— start of SUPPLIED DATA —
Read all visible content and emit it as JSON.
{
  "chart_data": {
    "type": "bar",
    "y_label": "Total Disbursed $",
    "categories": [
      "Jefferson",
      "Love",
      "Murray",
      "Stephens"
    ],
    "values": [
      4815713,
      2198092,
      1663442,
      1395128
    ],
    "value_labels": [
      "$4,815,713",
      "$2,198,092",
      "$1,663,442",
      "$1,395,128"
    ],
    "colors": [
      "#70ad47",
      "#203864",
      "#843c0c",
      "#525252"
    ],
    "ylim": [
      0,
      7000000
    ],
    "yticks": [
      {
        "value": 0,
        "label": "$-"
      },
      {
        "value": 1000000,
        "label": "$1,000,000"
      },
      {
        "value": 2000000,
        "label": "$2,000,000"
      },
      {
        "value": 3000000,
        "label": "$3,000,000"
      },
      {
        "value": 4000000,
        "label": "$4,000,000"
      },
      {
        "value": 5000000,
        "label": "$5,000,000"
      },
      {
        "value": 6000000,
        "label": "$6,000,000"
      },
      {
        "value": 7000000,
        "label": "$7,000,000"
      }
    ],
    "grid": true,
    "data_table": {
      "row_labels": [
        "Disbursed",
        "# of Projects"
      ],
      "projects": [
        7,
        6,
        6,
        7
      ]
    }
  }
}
— end of SUPPLIED DATA —
▶ _SET TASK_: Repeat every line of the records above exactly.

▶ _PROBLEM SOLUTION_:
Read all visible content and emit it as JSON.
{
  "chart_data": {
    "type": "bar",
    "y_label": "Total Disbursed $",
    "categories": [
      "Jefferson",
      "Love",
      "Murray",
      "Stephens"
    ],
    "values": [
      4815713,
      2198092,
      1663442,
      1395128
    ],
    "value_labels": [
      "$4,815,713",
      "$2,198,092",
      "$1,663,442",
      "$1,395,128"
    ],
    "colors": [
      "#70ad47",
      "#203864",
      "#843c0c",
      "#525252"
    ],
    "ylim": [
      0,
      7000000
    ],
    "yticks": [
      {
        "value": 0,
        "label": "$-"
      },
      {
        "value": 1000000,
        "label": "$1,000,000"
      },
      {
        "value": 2000000,
        "label": "$2,000,000"
      },
      {
        "value": 3000000,
        "label": "$3,000,000"
      },
      {
        "value": 4000000,
        "label": "$4,000,000"
      },
      {
        "value": 5000000,
        "label": "$5,000,000"
      },
      {
        "value": 6000000,
        "label": "$6,000,000"
      },
      {
        "value": 7000000,
        "label": "$7,000,000"
      }
    ],
    "grid": true,
    "data_table": {
      "row_labels": [
        "Disbursed",
        "# of Projects"
      ],
      "projects": [
        7,
        6,
        6,
        7
      ]
    }
  }
}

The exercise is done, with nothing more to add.